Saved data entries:
+++

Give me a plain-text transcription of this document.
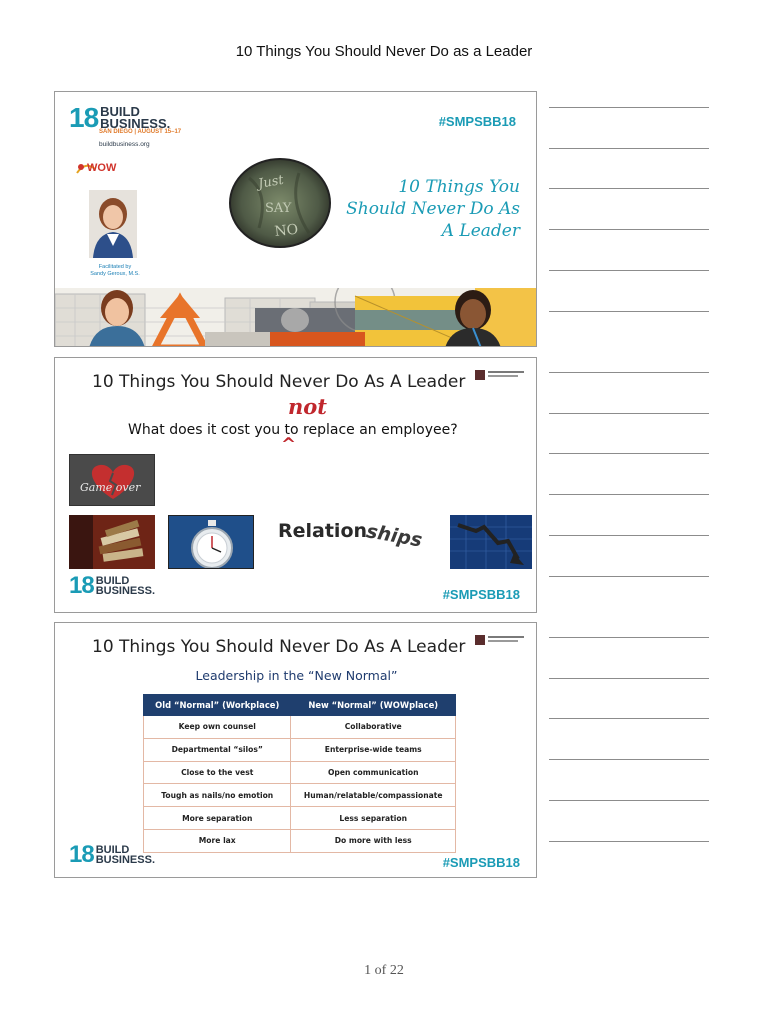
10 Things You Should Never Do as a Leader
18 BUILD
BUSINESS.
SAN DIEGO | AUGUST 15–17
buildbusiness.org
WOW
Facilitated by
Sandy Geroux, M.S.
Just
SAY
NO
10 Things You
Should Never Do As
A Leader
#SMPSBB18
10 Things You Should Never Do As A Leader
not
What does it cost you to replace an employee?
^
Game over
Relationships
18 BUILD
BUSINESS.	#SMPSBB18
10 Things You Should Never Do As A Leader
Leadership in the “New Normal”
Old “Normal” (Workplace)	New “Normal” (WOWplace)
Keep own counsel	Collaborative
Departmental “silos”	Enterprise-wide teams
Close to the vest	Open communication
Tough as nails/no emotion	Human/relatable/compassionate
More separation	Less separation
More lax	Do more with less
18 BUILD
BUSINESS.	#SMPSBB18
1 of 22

+++

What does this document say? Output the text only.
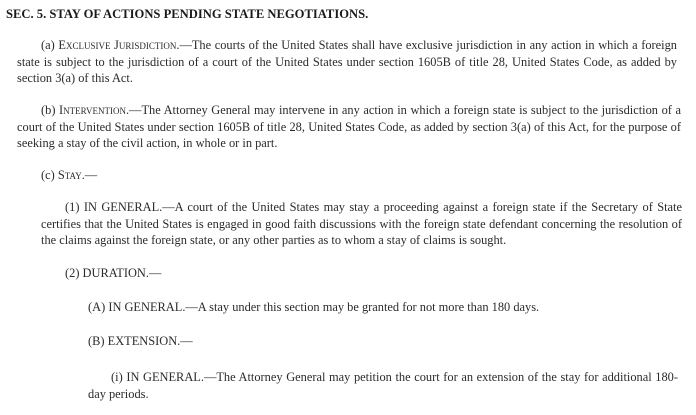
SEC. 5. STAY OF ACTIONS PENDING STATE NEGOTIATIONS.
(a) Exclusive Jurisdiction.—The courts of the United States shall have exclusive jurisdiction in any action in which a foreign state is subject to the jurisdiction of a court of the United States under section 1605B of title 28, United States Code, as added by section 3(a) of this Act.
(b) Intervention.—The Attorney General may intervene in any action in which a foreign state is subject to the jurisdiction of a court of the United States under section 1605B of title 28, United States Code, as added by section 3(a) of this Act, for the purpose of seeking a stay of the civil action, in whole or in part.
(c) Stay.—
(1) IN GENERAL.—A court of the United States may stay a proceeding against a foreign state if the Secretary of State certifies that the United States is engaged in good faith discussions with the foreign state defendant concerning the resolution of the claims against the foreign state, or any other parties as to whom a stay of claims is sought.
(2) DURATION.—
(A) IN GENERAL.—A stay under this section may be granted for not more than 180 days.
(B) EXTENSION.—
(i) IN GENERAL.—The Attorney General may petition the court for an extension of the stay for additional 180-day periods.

+++

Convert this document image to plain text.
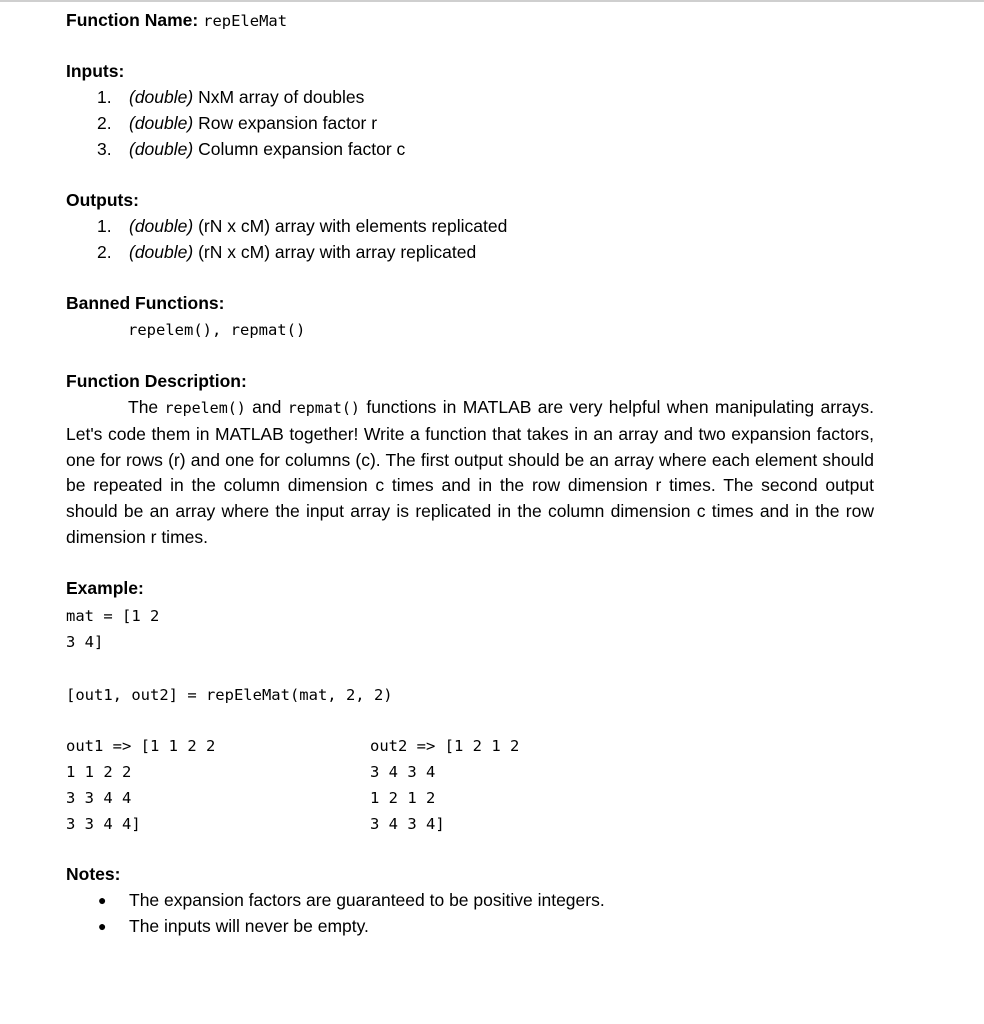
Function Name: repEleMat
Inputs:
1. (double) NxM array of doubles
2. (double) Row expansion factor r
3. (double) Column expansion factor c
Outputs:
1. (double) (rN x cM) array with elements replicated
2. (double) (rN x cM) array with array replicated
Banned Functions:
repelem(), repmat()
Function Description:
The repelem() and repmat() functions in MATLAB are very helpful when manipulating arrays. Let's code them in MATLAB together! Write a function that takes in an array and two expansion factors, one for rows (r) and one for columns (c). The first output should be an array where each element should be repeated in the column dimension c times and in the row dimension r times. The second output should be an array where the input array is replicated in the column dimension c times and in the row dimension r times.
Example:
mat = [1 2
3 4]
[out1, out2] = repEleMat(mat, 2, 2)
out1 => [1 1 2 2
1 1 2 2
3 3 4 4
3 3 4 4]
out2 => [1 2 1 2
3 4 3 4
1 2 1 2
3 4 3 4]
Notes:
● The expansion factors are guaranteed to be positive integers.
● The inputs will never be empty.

+++

● Problem statement
Extract each line holding the string "which".

● Result of this task
(a) Exclusive Jurisdiction.—The courts of the United States shall have exclusive jurisdiction in any action in which a foreign state is subject to the jurisdiction of a court of the United States under section 1605B of title 28, United States Code, as added by section 3(a) of this Act.
(b) Intervention.—The Attorney General may intervene in any action in which a foreign state is subject to the jurisdiction of a court of the United States under section 1605B of title 28, United States Code, as added by section 3(a) of this Act, for the purpose of seeking a stay of the civil action, in whole or in part.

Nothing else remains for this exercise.